╭──

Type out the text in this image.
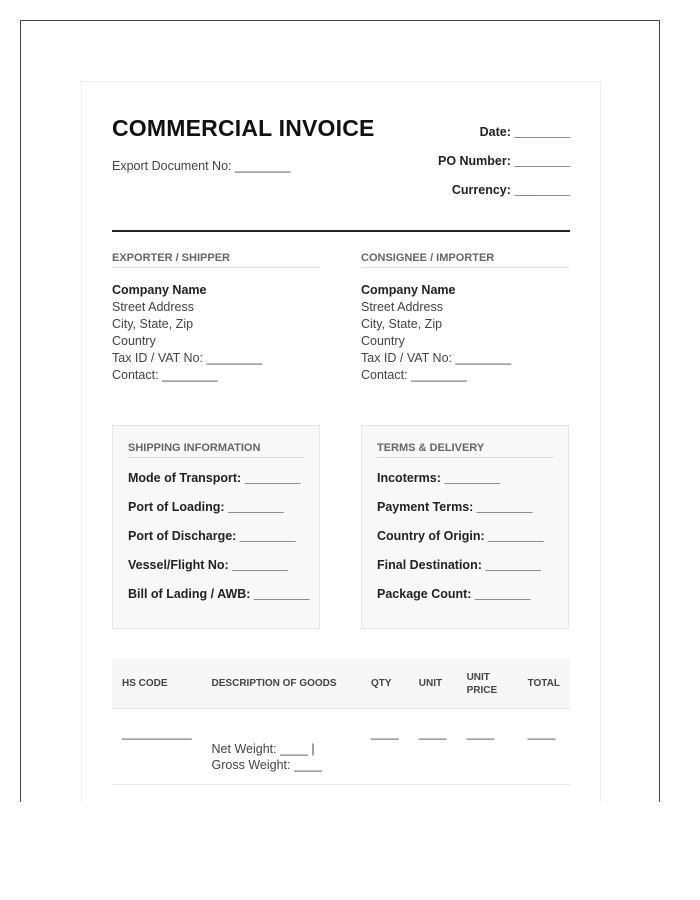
COMMERCIAL INVOICE
Export Document No: ________
Date: ________
PO Number: ________
Currency: ________
EXPORTER / SHIPPER
Company Name
Street Address
City, State, Zip
Country
Tax ID / VAT No: ________
Contact: ________
CONSIGNEE / IMPORTER
Company Name
Street Address
City, State, Zip
Country
Tax ID / VAT No: ________
Contact: ________
SHIPPING INFORMATION
Mode of Transport: ________
Port of Loading: ________
Port of Discharge: ________
Vessel/Flight No: ________
Bill of Lading / AWB: ________
TERMS & DELIVERY
Incoterms: ________
Payment Terms: ________
Country of Origin: ________
Final Destination: ________
Package Count: ________
HS CODE	DESCRIPTION OF GOODS	QTY	UNIT	UNIT PRICE	TOTAL
__________	Net Weight: ____ | Gross Weight: ____	____	____	____	____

╰──

WORK TO DO – Transcribe the records above exactly, omitting every picture they contain.

ANSWER TO THE TASK –
Type out the text in this image.
COMMERCIAL INVOICE
Export Document No: ________
Date: ________
PO Number: ________
Currency: ________
EXPORTER / SHIPPER
Company Name
Street Address
City, State, Zip
Country
Tax ID / VAT No: ________
Contact: ________
CONSIGNEE / IMPORTER
Company Name
Street Address
City, State, Zip
Country
Tax ID / VAT No: ________
Contact: ________
SHIPPING INFORMATION
Mode of Transport: ________
Port of Loading: ________
Port of Discharge: ________
Vessel/Flight No: ________
Bill of Lading / AWB: ________
TERMS & DELIVERY
Incoterms: ________
Payment Terms: ________
Country of Origin: ________
Final Destination: ________
Package Count: ________
HS CODE	DESCRIPTION OF GOODS	QTY	UNIT	UNIT PRICE	TOTAL
__________	Net Weight: ____ | Gross Weight: ____	____	____	____	____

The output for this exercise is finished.